Data records:
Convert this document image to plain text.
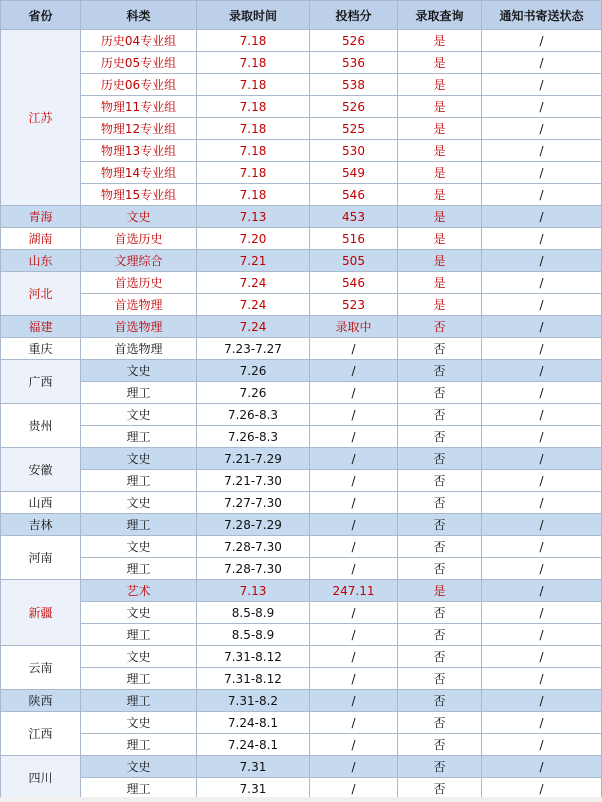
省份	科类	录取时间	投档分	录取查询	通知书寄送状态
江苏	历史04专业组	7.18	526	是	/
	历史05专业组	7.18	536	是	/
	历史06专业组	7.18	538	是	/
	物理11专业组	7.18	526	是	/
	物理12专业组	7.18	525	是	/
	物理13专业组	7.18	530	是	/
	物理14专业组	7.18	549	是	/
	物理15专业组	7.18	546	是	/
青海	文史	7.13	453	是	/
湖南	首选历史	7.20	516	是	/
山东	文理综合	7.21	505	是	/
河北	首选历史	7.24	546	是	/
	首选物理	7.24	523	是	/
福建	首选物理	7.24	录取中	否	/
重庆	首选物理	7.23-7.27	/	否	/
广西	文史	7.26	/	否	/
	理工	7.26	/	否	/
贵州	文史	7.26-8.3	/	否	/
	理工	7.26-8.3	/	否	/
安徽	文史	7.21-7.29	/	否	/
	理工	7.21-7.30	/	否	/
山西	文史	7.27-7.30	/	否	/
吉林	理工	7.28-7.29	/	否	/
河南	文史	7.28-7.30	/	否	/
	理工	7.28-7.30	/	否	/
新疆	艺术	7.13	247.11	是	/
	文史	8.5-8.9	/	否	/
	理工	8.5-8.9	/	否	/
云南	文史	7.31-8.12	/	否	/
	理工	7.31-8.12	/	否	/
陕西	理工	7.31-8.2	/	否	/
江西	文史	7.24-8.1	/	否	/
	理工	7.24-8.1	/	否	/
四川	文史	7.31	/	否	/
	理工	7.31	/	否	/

## THE TASK
Look through the entries above for the word "首选物理". Copy every line where it shows up.

## EXPECTED OUTPUT
	首选物理	7.24	523	是	/
福建	首选物理	7.24	录取中	否	/
重庆	首选物理	7.23-7.27	/	否	/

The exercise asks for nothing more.